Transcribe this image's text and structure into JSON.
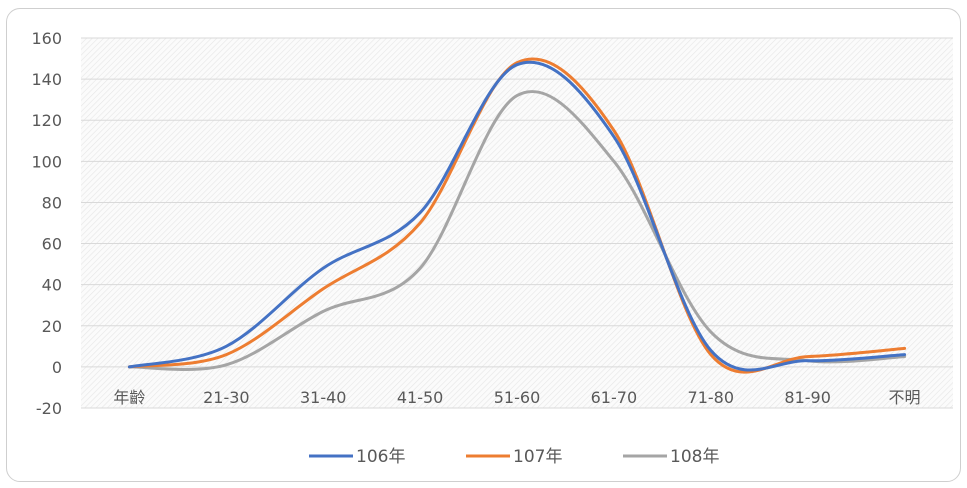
{
  "chart_data": {
    "type": "line",
    "categories": [
      "年齡",
      "21-30",
      "31-40",
      "41-50",
      "51-60",
      "61-70",
      "71-80",
      "81-90",
      "不明"
    ],
    "series": [
      {
        "name": "106年",
        "color": "#4472C4",
        "values": [
          0,
          10,
          48,
          75,
          147,
          112,
          8,
          3,
          6
        ]
      },
      {
        "name": "107年",
        "color": "#ED7D31",
        "values": [
          0,
          6,
          38,
          70,
          148,
          115,
          6,
          5,
          9
        ]
      },
      {
        "name": "108年",
        "color": "#A5A5A5",
        "values": [
          0,
          1,
          27,
          48,
          132,
          100,
          17,
          3,
          5
        ]
      }
    ],
    "title": "",
    "xlabel": "",
    "ylabel": "",
    "ylim": [
      -20,
      160
    ],
    "yticks": [
      160,
      140,
      120,
      100,
      80,
      60,
      40,
      20,
      0,
      -20
    ],
    "grid": true,
    "legend": "bottom"
  }
}
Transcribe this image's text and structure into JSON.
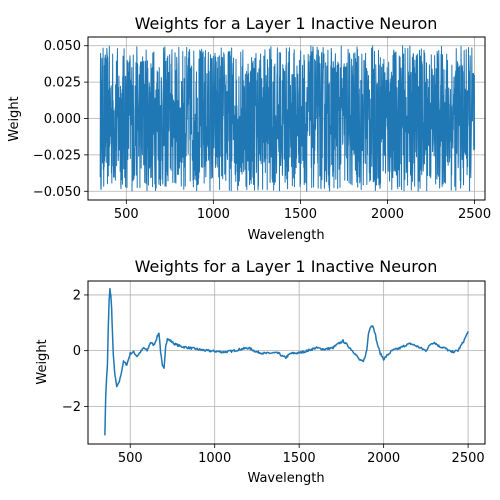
{
  "chart_data": [
    {
      "type": "line",
      "title": "Weights for a Layer 1 Inactive Neuron",
      "xlabel": "Wavelength",
      "ylabel": "Weight",
      "xlim": [
        280,
        2560
      ],
      "ylim": [
        -0.056,
        0.056
      ],
      "xticks": [
        500,
        1000,
        1500,
        2000,
        2500
      ],
      "xtick_labels": [
        "500",
        "1000",
        "1500",
        "2000",
        "2500"
      ],
      "yticks": [
        -0.05,
        -0.025,
        0.0,
        0.025,
        0.05
      ],
      "ytick_labels": [
        "−0.050",
        "−0.025",
        "0.000",
        "0.025",
        "0.050"
      ],
      "grid": true,
      "color": "#1f77b4",
      "series": [
        {
          "x_range": [
            350,
            2500
          ],
          "pattern": "dense uniform random noise",
          "y_range": [
            -0.05,
            0.05
          ]
        }
      ]
    },
    {
      "type": "line",
      "title": "Weights for a Layer 1 Inactive Neuron",
      "xlabel": "Wavelength",
      "ylabel": "Weight",
      "xlim": [
        250,
        2600
      ],
      "ylim": [
        -3.35,
        2.5
      ],
      "xticks": [
        500,
        1000,
        1500,
        2000,
        2500
      ],
      "xtick_labels": [
        "500",
        "1000",
        "1500",
        "2000",
        "2500"
      ],
      "yticks": [
        -2,
        0,
        2
      ],
      "ytick_labels": [
        "−2",
        "0",
        "2"
      ],
      "grid": true,
      "color": "#1f77b4",
      "series": [
        {
          "x": [
            350,
            355,
            360,
            365,
            370,
            375,
            380,
            385,
            390,
            395,
            400,
            410,
            420,
            430,
            440,
            450,
            460,
            480,
            500,
            520,
            540,
            560,
            580,
            600,
            620,
            640,
            660,
            670,
            680,
            690,
            700,
            710,
            720,
            730,
            740,
            760,
            800,
            850,
            900,
            950,
            1000,
            1050,
            1100,
            1150,
            1200,
            1250,
            1300,
            1350,
            1380,
            1400,
            1420,
            1450,
            1500,
            1550,
            1600,
            1650,
            1700,
            1720,
            1760,
            1800,
            1830,
            1860,
            1880,
            1900,
            1910,
            1920,
            1930,
            1940,
            1950,
            1960,
            1980,
            2000,
            2050,
            2100,
            2130,
            2160,
            2200,
            2250,
            2280,
            2300,
            2330,
            2360,
            2400,
            2440,
            2470,
            2490,
            2500
          ],
          "y": [
            -3.0,
            -1.6,
            -1.0,
            -0.5,
            0.8,
            1.8,
            2.2,
            2.0,
            1.5,
            0.6,
            -0.2,
            -0.9,
            -1.3,
            -1.2,
            -1.0,
            -0.7,
            -0.4,
            -0.5,
            -0.1,
            -0.05,
            -0.2,
            -0.05,
            0.1,
            0.0,
            0.3,
            0.2,
            0.5,
            0.65,
            -0.05,
            -0.55,
            -0.65,
            0.2,
            0.42,
            0.38,
            0.35,
            0.25,
            0.15,
            0.1,
            0.05,
            0.0,
            -0.02,
            -0.05,
            -0.02,
            0.05,
            0.1,
            -0.05,
            -0.1,
            -0.08,
            -0.1,
            -0.2,
            -0.25,
            -0.1,
            -0.08,
            0.0,
            0.1,
            0.05,
            0.1,
            0.2,
            0.35,
            0.1,
            -0.1,
            -0.35,
            -0.4,
            0.0,
            0.6,
            0.85,
            0.9,
            0.85,
            0.6,
            0.3,
            -0.1,
            -0.3,
            0.0,
            0.1,
            0.2,
            0.25,
            0.15,
            0.0,
            0.25,
            0.3,
            0.15,
            0.1,
            -0.05,
            0.0,
            0.3,
            0.55,
            0.7
          ]
        }
      ]
    }
  ]
}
● ● ● ●
_GIVEN EXERCISE:_ Keep the pictures out and write out the records exactly.

_SOLUTION FOR THIS PROBLEM:_
Transcribe this image's text and structure into JSON.
{
  "chart_data": {
    "type": "line",
    "categories": [
      "年齡",
      "21-30",
      "31-40",
      "41-50",
      "51-60",
      "61-70",
      "71-80",
      "81-90",
      "不明"
    ],
    "series": [
      {
        "name": "106年",
        "color": "#4472C4",
        "values": [
          0,
          10,
          48,
          75,
          147,
          112,
          8,
          3,
          6
        ]
      },
      {
        "name": "107年",
        "color": "#ED7D31",
        "values": [
          0,
          6,
          38,
          70,
          148,
          115,
          6,
          5,
          9
        ]
      },
      {
        "name": "108年",
        "color": "#A5A5A5",
        "values": [
          0,
          1,
          27,
          48,
          132,
          100,
          17,
          3,
          5
        ]
      }
    ],
    "title": "",
    "xlabel": "",
    "ylabel": "",
    "ylim": [
      -20,
      160
    ],
    "yticks": [
      160,
      140,
      120,
      100,
      80,
      60,
      40,
      20,
      0,
      -20
    ],
    "grid": true,
    "legend": "bottom"
  }
}
Transcribe this image's text and structure into JSON.
{
  "chart_data": [
    {
      "type": "line",
      "title": "Weights for a Layer 1 Inactive Neuron",
      "xlabel": "Wavelength",
      "ylabel": "Weight",
      "xlim": [
        280,
        2560
      ],
      "ylim": [
        -0.056,
        0.056
      ],
      "xticks": [
        500,
        1000,
        1500,
        2000,
        2500
      ],
      "xtick_labels": [
        "500",
        "1000",
        "1500",
        "2000",
        "2500"
      ],
      "yticks": [
        -0.05,
        -0.025,
        0.0,
        0.025,
        0.05
      ],
      "ytick_labels": [
        "−0.050",
        "−0.025",
        "0.000",
        "0.025",
        "0.050"
      ],
      "grid": true,
      "color": "#1f77b4",
      "series": [
        {
          "x_range": [
            350,
            2500
          ],
          "pattern": "dense uniform random noise",
          "y_range": [
            -0.05,
            0.05
          ]
        }
      ]
    },
    {
      "type": "line",
      "title": "Weights for a Layer 1 Inactive Neuron",
      "xlabel": "Wavelength",
      "ylabel": "Weight",
      "xlim": [
        250,
        2600
      ],
      "ylim": [
        -3.35,
        2.5
      ],
      "xticks": [
        500,
        1000,
        1500,
        2000,
        2500
      ],
      "xtick_labels": [
        "500",
        "1000",
        "1500",
        "2000",
        "2500"
      ],
      "yticks": [
        -2,
        0,
        2
      ],
      "ytick_labels": [
        "−2",
        "0",
        "2"
      ],
      "grid": true,
      "color": "#1f77b4",
      "series": [
        {
          "x": [
            350,
            355,
            360,
            365,
            370,
            375,
            380,
            385,
            390,
            395,
            400,
            410,
            420,
            430,
            440,
            450,
            460,
            480,
            500,
            520,
            540,
            560,
            580,
            600,
            620,
            640,
            660,
            670,
            680,
            690,
            700,
            710,
            720,
            730,
            740,
            760,
            800,
            850,
            900,
            950,
            1000,
            1050,
            1100,
            1150,
            1200,
            1250,
            1300,
            1350,
            1380,
            1400,
            1420,
            1450,
            1500,
            1550,
            1600,
            1650,
            1700,
            1720,
            1760,
            1800,
            1830,
            1860,
            1880,
            1900,
            1910,
            1920,
            1930,
            1940,
            1950,
            1960,
            1980,
            2000,
            2050,
            2100,
            2130,
            2160,
            2200,
            2250,
            2280,
            2300,
            2330,
            2360,
            2400,
            2440,
            2470,
            2490,
            2500
          ],
          "y": [
            -3.0,
            -1.6,
            -1.0,
            -0.5,
            0.8,
            1.8,
            2.2,
            2.0,
            1.5,
            0.6,
            -0.2,
            -0.9,
            -1.3,
            -1.2,
            -1.0,
            -0.7,
            -0.4,
            -0.5,
            -0.1,
            -0.05,
            -0.2,
            -0.05,
            0.1,
            0.0,
            0.3,
            0.2,
            0.5,
            0.65,
            -0.05,
            -0.55,
            -0.65,
            0.2,
            0.42,
            0.38,
            0.35,
            0.25,
            0.15,
            0.1,
            0.05,
            0.0,
            -0.02,
            -0.05,
            -0.02,
            0.05,
            0.1,
            -0.05,
            -0.1,
            -0.08,
            -0.1,
            -0.2,
            -0.25,
            -0.1,
            -0.08,
            0.0,
            0.1,
            0.05,
            0.1,
            0.2,
            0.35,
            0.1,
            -0.1,
            -0.35,
            -0.4,
            0.0,
            0.6,
            0.85,
            0.9,
            0.85,
            0.6,
            0.3,
            -0.1,
            -0.3,
            0.0,
            0.1,
            0.2,
            0.25,
            0.15,
            0.0,
            0.25,
            0.3,
            0.15,
            0.1,
            -0.05,
            0.0,
            0.3,
            0.55,
            0.7
          ]
        }
      ]
    }
  ]
}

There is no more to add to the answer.